begin Given data

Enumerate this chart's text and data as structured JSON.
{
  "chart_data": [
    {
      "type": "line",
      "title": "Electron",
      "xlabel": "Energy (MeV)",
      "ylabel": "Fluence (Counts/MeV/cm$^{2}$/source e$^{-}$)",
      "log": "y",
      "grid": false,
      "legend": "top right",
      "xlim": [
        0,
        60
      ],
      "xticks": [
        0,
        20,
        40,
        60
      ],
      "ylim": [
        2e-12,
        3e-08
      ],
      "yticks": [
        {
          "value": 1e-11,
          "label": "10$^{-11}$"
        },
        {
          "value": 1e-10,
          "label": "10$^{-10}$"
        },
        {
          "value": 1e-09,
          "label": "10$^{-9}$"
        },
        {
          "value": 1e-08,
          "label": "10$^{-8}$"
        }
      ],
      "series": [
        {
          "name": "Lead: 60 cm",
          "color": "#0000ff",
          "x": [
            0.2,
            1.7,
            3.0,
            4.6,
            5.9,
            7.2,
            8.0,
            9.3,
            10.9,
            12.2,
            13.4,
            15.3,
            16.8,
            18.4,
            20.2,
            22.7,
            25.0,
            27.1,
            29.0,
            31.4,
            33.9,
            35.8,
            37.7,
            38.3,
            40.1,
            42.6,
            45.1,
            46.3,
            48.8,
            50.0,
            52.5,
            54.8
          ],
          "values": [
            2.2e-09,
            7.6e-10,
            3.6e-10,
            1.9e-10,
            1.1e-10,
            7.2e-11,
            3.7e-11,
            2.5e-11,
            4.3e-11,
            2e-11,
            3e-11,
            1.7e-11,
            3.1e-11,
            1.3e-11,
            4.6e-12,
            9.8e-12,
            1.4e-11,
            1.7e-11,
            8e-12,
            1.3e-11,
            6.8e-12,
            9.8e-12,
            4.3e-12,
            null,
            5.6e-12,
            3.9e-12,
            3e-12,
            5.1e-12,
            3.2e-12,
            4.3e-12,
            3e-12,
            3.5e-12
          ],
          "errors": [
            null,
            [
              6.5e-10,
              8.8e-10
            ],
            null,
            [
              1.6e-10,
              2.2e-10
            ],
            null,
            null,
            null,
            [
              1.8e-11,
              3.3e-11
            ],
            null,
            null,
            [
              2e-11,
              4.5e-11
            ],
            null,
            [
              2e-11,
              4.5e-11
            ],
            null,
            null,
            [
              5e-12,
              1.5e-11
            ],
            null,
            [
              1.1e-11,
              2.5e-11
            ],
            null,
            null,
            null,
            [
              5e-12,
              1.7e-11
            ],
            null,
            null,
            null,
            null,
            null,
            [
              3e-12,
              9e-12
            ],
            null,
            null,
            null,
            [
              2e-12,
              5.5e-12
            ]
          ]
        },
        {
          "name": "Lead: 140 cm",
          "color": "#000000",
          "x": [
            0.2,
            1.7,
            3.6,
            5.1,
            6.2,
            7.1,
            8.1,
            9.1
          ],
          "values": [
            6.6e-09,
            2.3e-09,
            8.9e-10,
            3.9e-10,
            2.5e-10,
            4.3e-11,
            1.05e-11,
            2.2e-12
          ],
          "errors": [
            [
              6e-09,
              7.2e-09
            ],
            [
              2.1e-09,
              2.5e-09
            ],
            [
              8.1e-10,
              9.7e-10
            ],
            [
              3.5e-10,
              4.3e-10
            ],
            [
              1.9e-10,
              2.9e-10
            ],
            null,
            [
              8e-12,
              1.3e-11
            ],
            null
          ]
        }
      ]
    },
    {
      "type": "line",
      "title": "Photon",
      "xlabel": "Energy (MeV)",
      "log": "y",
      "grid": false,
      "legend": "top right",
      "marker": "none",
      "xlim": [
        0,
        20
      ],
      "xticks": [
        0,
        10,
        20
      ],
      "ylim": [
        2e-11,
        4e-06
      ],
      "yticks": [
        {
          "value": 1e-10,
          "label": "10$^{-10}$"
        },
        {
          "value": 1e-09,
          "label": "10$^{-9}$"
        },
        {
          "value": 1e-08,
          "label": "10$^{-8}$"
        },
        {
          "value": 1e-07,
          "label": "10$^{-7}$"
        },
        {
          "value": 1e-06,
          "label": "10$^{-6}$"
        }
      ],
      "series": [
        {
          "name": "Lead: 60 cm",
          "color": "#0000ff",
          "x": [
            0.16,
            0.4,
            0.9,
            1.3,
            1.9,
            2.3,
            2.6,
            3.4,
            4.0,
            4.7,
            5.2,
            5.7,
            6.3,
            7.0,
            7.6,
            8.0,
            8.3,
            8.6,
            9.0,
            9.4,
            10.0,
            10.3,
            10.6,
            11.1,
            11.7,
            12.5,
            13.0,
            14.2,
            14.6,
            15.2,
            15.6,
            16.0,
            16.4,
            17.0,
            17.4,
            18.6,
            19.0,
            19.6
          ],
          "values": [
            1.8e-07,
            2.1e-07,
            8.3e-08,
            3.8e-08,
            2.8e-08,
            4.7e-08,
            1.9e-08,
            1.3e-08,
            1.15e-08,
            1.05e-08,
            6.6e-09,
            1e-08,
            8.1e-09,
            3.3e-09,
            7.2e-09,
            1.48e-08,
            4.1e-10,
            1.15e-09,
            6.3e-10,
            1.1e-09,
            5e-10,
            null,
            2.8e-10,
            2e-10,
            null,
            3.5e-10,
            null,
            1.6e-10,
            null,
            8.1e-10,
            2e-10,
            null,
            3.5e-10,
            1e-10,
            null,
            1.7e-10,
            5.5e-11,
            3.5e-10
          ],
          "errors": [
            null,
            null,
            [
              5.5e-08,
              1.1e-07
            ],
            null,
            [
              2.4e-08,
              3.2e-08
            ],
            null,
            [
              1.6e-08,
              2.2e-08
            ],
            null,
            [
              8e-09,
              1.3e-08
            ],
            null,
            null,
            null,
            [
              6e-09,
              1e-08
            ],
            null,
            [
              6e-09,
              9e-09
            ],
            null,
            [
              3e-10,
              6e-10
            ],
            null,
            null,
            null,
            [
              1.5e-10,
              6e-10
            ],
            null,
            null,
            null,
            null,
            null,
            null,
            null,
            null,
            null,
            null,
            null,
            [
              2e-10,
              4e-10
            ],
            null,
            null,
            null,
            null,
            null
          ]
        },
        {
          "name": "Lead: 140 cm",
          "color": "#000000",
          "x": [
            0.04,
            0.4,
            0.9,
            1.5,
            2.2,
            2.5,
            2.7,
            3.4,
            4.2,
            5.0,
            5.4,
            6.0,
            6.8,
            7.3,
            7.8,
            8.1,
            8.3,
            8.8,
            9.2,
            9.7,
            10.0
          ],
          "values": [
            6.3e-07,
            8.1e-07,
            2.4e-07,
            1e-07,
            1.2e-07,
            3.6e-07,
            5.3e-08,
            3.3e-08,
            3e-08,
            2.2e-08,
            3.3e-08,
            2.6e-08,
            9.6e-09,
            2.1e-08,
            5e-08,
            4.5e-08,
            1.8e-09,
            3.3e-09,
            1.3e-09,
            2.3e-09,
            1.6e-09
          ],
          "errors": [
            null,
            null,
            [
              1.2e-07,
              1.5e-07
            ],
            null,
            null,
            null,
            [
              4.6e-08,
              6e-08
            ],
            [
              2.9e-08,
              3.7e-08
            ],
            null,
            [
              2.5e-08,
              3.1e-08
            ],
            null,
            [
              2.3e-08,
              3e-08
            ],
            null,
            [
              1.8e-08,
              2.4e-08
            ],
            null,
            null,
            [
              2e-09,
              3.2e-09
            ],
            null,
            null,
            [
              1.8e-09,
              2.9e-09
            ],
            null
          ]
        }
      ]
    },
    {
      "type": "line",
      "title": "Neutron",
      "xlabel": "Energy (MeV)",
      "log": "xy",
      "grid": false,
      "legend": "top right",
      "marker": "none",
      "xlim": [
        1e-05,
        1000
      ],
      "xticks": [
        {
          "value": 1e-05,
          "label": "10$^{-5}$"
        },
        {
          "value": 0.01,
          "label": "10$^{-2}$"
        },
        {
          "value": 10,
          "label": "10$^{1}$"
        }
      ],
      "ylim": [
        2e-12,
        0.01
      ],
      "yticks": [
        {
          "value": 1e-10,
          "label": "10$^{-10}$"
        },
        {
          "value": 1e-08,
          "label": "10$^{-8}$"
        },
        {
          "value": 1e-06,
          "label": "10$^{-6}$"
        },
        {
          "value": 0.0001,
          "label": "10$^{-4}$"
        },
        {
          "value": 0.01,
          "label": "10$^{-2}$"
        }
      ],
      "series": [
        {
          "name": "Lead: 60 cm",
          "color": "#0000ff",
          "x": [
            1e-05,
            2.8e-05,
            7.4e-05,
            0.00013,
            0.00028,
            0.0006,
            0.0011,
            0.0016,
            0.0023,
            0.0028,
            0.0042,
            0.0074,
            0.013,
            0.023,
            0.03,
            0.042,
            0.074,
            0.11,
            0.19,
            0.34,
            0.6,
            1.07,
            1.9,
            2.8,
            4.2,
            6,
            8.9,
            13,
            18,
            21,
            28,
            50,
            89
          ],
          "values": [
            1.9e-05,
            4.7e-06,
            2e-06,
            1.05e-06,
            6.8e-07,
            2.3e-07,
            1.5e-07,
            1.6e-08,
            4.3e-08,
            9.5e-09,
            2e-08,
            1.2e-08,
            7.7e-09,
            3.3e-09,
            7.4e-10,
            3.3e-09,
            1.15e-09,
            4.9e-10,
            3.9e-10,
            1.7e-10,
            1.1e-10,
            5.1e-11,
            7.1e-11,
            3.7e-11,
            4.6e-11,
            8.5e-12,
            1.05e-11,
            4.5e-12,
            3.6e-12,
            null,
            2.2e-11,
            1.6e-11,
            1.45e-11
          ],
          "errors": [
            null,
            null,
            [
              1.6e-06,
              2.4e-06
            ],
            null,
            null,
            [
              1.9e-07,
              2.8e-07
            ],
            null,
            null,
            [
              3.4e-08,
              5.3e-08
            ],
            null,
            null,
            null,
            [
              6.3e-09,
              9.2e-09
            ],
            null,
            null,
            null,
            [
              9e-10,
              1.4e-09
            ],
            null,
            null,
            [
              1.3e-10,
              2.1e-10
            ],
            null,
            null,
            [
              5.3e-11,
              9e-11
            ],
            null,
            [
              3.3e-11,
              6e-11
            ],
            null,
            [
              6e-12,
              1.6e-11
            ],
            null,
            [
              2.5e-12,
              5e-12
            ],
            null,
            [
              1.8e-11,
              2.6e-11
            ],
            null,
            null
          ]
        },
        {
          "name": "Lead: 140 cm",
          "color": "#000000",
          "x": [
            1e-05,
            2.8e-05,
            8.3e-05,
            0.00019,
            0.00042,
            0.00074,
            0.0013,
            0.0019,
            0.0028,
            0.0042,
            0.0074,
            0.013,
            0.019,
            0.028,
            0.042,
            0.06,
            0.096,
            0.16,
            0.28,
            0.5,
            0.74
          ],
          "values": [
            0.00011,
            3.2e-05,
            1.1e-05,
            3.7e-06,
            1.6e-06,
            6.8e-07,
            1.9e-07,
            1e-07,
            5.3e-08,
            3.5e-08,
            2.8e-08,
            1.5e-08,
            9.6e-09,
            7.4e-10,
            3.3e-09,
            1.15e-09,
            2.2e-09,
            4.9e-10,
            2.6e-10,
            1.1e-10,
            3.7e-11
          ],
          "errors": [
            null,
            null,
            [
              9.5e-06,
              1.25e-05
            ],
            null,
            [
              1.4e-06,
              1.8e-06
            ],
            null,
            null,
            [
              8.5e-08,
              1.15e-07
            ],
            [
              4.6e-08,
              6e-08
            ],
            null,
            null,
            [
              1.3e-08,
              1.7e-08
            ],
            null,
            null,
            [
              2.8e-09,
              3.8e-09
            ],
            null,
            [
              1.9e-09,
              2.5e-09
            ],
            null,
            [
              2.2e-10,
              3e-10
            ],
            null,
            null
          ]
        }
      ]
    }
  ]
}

end Given data

Task brief: Report how many lines of the entries hold the word "title". Nothing else is needed.

Result for this exercise: 3